### Records to process:
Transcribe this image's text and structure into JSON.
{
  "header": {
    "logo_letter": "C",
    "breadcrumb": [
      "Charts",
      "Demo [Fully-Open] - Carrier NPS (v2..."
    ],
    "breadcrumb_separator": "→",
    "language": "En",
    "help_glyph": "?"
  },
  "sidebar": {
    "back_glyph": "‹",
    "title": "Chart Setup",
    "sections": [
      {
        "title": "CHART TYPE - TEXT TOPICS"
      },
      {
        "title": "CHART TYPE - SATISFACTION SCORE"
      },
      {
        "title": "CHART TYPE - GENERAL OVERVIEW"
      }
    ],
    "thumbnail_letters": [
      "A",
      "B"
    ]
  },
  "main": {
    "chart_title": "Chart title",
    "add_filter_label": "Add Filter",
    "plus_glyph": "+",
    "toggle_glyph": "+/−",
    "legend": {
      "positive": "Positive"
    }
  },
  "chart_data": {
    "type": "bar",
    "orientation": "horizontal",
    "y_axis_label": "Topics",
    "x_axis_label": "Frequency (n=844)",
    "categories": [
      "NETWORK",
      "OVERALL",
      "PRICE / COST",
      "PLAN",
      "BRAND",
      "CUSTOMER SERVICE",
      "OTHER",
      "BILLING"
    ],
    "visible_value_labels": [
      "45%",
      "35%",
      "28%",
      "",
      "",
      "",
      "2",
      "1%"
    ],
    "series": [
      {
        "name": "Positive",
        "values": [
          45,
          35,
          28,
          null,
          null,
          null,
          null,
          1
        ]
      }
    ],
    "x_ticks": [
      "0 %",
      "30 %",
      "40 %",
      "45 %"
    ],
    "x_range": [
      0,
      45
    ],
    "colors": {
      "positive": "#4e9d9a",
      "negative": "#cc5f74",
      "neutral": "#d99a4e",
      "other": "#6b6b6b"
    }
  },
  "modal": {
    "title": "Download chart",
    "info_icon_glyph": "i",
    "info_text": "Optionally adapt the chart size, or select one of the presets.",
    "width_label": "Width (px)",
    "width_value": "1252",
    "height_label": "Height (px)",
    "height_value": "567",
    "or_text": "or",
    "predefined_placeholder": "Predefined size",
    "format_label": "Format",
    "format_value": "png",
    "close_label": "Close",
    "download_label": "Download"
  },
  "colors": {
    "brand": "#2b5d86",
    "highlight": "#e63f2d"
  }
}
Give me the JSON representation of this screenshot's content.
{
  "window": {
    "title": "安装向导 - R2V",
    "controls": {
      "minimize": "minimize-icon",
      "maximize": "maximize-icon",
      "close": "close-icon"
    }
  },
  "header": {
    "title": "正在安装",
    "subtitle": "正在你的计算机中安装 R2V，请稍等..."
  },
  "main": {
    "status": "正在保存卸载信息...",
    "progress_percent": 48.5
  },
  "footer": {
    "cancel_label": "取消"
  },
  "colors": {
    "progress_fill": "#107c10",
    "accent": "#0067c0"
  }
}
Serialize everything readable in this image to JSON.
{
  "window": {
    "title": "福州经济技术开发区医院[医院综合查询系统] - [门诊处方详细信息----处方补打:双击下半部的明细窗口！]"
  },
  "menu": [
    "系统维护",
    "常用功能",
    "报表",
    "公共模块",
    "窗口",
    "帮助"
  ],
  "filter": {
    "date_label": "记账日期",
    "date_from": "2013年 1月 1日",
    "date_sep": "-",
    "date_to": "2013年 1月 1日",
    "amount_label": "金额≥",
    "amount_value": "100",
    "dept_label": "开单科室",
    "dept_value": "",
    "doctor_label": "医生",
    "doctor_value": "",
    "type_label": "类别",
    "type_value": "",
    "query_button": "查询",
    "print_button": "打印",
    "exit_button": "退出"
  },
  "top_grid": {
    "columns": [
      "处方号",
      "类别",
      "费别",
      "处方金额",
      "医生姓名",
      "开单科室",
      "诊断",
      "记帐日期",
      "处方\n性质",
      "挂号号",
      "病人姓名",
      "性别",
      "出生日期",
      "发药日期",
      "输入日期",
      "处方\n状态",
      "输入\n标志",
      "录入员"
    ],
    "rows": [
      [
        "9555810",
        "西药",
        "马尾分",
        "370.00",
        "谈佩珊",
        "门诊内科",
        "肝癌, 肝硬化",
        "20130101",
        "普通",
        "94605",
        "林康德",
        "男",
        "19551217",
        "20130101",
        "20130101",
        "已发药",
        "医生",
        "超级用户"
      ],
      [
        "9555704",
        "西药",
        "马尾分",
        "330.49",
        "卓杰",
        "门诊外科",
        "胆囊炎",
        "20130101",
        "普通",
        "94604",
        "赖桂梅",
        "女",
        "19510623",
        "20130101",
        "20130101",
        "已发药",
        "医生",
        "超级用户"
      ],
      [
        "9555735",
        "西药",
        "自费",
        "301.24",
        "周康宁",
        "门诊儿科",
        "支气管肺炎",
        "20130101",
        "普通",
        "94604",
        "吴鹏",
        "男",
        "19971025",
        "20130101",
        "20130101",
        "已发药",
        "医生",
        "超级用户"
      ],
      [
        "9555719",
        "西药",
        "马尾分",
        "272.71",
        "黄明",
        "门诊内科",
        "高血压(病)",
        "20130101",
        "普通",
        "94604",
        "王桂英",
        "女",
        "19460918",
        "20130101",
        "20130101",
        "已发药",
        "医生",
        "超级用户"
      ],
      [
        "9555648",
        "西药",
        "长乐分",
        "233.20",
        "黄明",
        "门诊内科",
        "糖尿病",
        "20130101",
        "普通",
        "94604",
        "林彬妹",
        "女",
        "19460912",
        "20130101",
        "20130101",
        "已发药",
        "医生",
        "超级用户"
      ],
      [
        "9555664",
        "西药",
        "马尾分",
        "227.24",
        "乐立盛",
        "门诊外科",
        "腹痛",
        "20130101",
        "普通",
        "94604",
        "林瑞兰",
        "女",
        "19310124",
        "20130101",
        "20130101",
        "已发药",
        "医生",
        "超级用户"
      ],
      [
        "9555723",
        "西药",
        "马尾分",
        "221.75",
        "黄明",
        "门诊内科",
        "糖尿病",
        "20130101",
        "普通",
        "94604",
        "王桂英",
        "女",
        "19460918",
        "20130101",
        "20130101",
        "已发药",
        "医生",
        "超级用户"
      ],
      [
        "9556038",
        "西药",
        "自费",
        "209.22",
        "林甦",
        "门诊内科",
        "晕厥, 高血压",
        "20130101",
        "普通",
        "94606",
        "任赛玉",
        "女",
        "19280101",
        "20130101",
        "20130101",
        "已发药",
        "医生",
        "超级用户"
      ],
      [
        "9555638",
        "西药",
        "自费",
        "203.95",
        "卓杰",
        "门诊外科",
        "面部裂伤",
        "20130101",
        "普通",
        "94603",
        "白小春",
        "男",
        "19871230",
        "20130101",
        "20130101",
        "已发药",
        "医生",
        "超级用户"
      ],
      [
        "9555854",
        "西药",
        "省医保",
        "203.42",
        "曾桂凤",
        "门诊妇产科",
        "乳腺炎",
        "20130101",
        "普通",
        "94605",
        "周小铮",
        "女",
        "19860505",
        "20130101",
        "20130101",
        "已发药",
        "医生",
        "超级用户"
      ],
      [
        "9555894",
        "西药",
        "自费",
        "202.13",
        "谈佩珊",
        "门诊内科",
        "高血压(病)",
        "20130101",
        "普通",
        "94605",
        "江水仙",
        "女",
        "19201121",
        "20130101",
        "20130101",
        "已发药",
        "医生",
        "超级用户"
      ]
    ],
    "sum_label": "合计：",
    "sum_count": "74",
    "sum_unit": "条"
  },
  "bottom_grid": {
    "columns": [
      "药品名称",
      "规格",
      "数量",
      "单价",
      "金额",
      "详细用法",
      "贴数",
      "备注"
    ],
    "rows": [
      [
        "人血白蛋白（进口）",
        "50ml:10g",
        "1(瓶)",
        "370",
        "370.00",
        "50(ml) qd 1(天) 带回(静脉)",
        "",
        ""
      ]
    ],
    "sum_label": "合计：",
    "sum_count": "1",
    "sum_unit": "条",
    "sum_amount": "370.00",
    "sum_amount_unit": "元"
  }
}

### What you need to do:
In the records above, how many lines include "image"? Give that number and nothing more.

### Exercise result:
2